Monday, December 20, 2010

Favorite Midwestern Topics: Weather and Nostalgia

I'm sure by now, you've seen a video of the Metrodome's roof collapsing. Oh, Minneapolis. What kind of drugs were you on when you decided an inflatable roof was a good idea in a place that gets this much snow?




Snowfall is just one of a few Midwestern photographic highlights I have to share with you. There was also Thanksgiving in Missouri: Ruth, Max and little Niko actually came out to visit. I took this lovely picture of Niko with my 35mm camera.


Then it was off to Portageville, Missouri to visit my great aunt. Portageville barely qualifies as the Midwest because it's in Missouri, but really it's the south. It was hovering around 45-50 degrees the whole time we were there. It's stuck in time - I literally heard the word "colored" twice in two days - once from my great aunt and once from this lady who was running a rummage sale out of her storage unit. My mom bought an immersion blender for $3.

== Material provided ==
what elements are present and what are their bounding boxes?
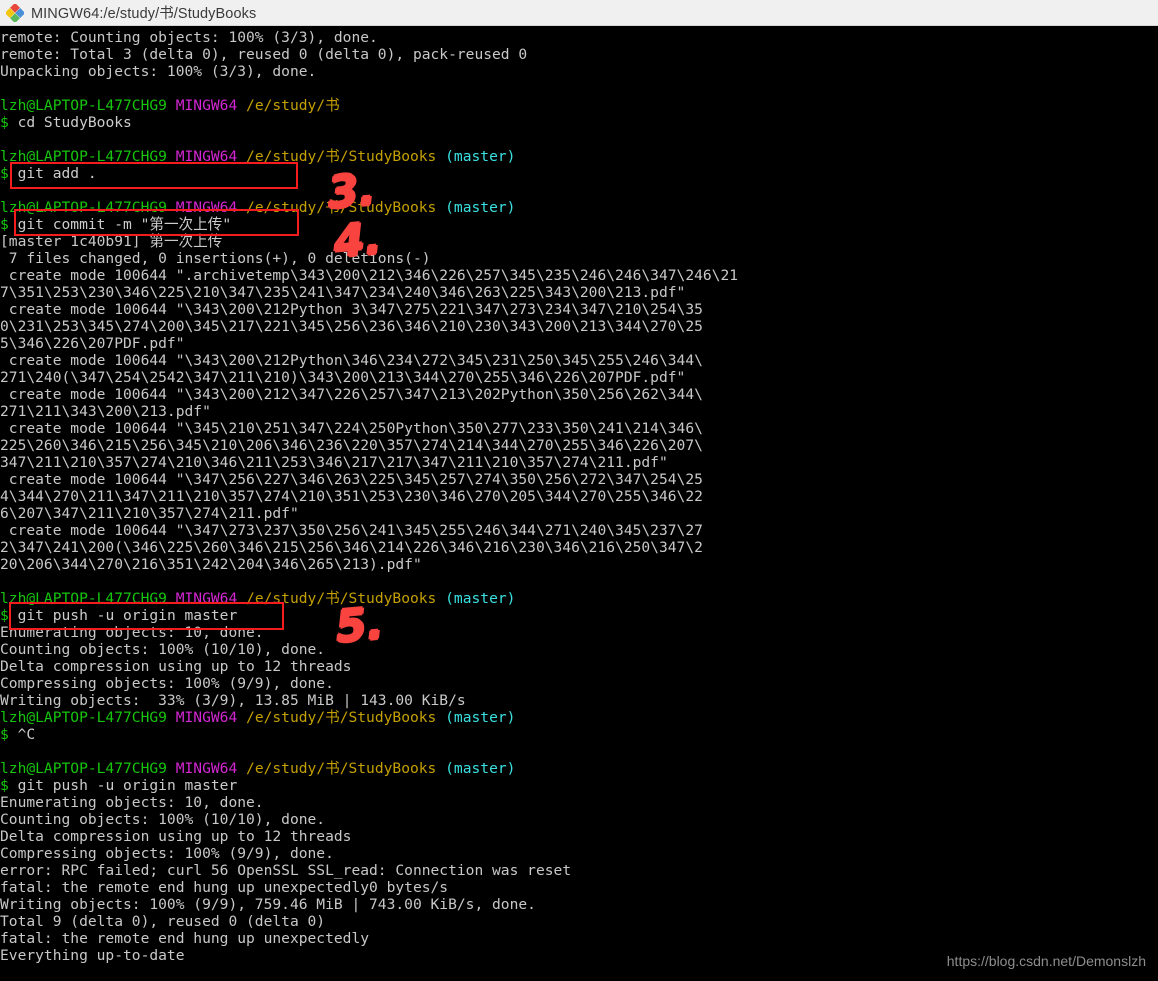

== What you need to do ==
(1) List every person the blog post mentions by first name.
(2) Transcribe the stretch of the blog post from "Then it was" through "blender for $3.".
The listing has nothing to do with the blog post.

== Answers to the exercise ==
(1) Ruth, Max, Niko

(2)
Then it was off to Portageville, Missouri to visit my great aunt. Portageville barely qualifies as the Midwest because it's in Missouri, but really it's the south. It was hovering around 45-50 degrees the whole time we were there. It's stuck in time - I literally heard the word "colored" twice in two days - once from my great aunt and once from this lady who was running a rummage sale out of her storage unit. My mom bought an immersion blender for $3.